#### [Exercise]
The records below must be transcribed exactly. Do not include the pictures.

-- -- --

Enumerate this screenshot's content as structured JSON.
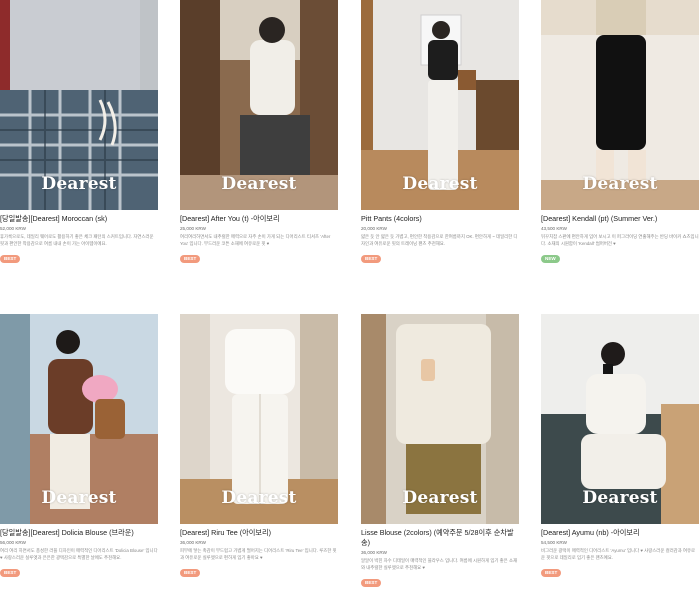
{
  "brand_wordmark": "Dearest",
  "products": [
    {
      "name": "[당일발송][Dearest] Moroccan (sk)",
      "price": "52,000 KRW",
      "desc": "휴가룩으로도, 데일리 웨어로도 활용하기 좋은 체크 패턴의 스커트입니다. 자연스러운 핏과 편안한 착용감으로 여름 내내 손이 가는 아이템이에요.",
      "badge": "BEST",
      "badge_color": "#f29a7d"
    },
    {
      "name": "[Dearest] After You (t) -아이보리",
      "price": "25,000 KRW",
      "desc": "여리여리하면서도 내추럴한 매력으로 자주 손이 가게 되는 디어리스트 티셔츠 'After You' 입니다. 부드러운 코튼 소재에 여유로운 핏 ♥",
      "badge": "BEST",
      "badge_color": "#f29a7d"
    },
    {
      "name": "Pitt Pants (4colors)",
      "price": "20,000 KRW",
      "desc": "얇은 듯 안 얇은 듯 가볍고, 편안한 착용감으로 한여름까지 OK. 편안하게 ~ 데일리한 디자인과 여유로운 핏의 트레이닝 팬츠 추천해요.",
      "badge": "BEST",
      "badge_color": "#f29a7d"
    },
    {
      "name": "[Dearest] Kendall (pt) (Summer Ver.)",
      "price": "43,500 KRW",
      "desc": "뒤꾸치잡 스판에 편안하게 입어 보시고 이 퍼그라이딩 연출해주는 반딩 바이커 쇼츠입니다. 소재의 시원함이 'Kendall' 썸머버전 ♥",
      "badge": "NEW",
      "badge_color": "#8cc98a"
    },
    {
      "name": "[당일발송][Dearest] Dolicia Blouse (브라운)",
      "price": "56,000 KRW",
      "desc": "여리 여리 하면서도 풍성한 러플 디자인이 매력적인 디어리스트 'Dolicia Blouse' 입니다 ♥ 사랑스러운 실루엣과 은은한 광택감으로 특별한 날에도 추천해요.",
      "badge": "BEST",
      "badge_color": "#f29a7d"
    },
    {
      "name": "[Dearest] Riru Tee (아이보리)",
      "price": "36,000 KRW",
      "desc": "피부에 닿는 촉감이 부드럽고 가볍게 떨어지는 디어리스트 'Riru Tee' 입니다. 루즈한 핏과 여유로운 실루엣으로 편하게 입기 좋아요 ♥",
      "badge": "BEST",
      "badge_color": "#f29a7d"
    },
    {
      "name": "Lisse Blouse (2colors) (예약주문 5/28이후 순차발송)",
      "price": "36,000 KRW",
      "desc": "알알이 박힌 자수 디테일이 매력적인 블라우스 입니다. 여름에 시원하게 입기 좋은 소재와 내추럴한 실루엣으로 추천해요 ♥",
      "badge": "BEST",
      "badge_color": "#f29a7d"
    },
    {
      "name": "[Dearest] Ayumu (nb) -아이보리",
      "price": "54,500 KRW",
      "desc": "비그러운 광택이 매력적인 디어리스트 'Ayumu' 입니다 ♥ 사랑스러운 컬러감과 여유로운 핏으로 데일리로 입기 좋은 팬츠예요.",
      "badge": "BEST",
      "badge_color": "#f29a7d"
    }
  ]
}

-- -- --

#### [Response to the task]
Enumerate this screenshot's content as structured JSON.
{
  "brand_wordmark": "Dearest",
  "products": [
    {
      "name": "[당일발송][Dearest] Moroccan (sk)",
      "price": "52,000 KRW",
      "desc": "휴가룩으로도, 데일리 웨어로도 활용하기 좋은 체크 패턴의 스커트입니다. 자연스러운 핏과 편안한 착용감으로 여름 내내 손이 가는 아이템이에요.",
      "badge": "BEST",
      "badge_color": "#f29a7d"
    },
    {
      "name": "[Dearest] After You (t) -아이보리",
      "price": "25,000 KRW",
      "desc": "여리여리하면서도 내추럴한 매력으로 자주 손이 가게 되는 디어리스트 티셔츠 'After You' 입니다. 부드러운 코튼 소재에 여유로운 핏 ♥",
      "badge": "BEST",
      "badge_color": "#f29a7d"
    },
    {
      "name": "Pitt Pants (4colors)",
      "price": "20,000 KRW",
      "desc": "얇은 듯 안 얇은 듯 가볍고, 편안한 착용감으로 한여름까지 OK. 편안하게 ~ 데일리한 디자인과 여유로운 핏의 트레이닝 팬츠 추천해요.",
      "badge": "BEST",
      "badge_color": "#f29a7d"
    },
    {
      "name": "[Dearest] Kendall (pt) (Summer Ver.)",
      "price": "43,500 KRW",
      "desc": "뒤꾸치잡 스판에 편안하게 입어 보시고 이 퍼그라이딩 연출해주는 반딩 바이커 쇼츠입니다. 소재의 시원함이 'Kendall' 썸머버전 ♥",
      "badge": "NEW",
      "badge_color": "#8cc98a"
    },
    {
      "name": "[당일발송][Dearest] Dolicia Blouse (브라운)",
      "price": "56,000 KRW",
      "desc": "여리 여리 하면서도 풍성한 러플 디자인이 매력적인 디어리스트 'Dolicia Blouse' 입니다 ♥ 사랑스러운 실루엣과 은은한 광택감으로 특별한 날에도 추천해요.",
      "badge": "BEST",
      "badge_color": "#f29a7d"
    },
    {
      "name": "[Dearest] Riru Tee (아이보리)",
      "price": "36,000 KRW",
      "desc": "피부에 닿는 촉감이 부드럽고 가볍게 떨어지는 디어리스트 'Riru Tee' 입니다. 루즈한 핏과 여유로운 실루엣으로 편하게 입기 좋아요 ♥",
      "badge": "BEST",
      "badge_color": "#f29a7d"
    },
    {
      "name": "Lisse Blouse (2colors) (예약주문 5/28이후 순차발송)",
      "price": "36,000 KRW",
      "desc": "알알이 박힌 자수 디테일이 매력적인 블라우스 입니다. 여름에 시원하게 입기 좋은 소재와 내추럴한 실루엣으로 추천해요 ♥",
      "badge": "BEST",
      "badge_color": "#f29a7d"
    },
    {
      "name": "[Dearest] Ayumu (nb) -아이보리",
      "price": "54,500 KRW",
      "desc": "비그러운 광택이 매력적인 디어리스트 'Ayumu' 입니다 ♥ 사랑스러운 컬러감과 여유로운 핏으로 데일리로 입기 좋은 팬츠예요.",
      "badge": "BEST",
      "badge_color": "#f29a7d"
    }
  ]
}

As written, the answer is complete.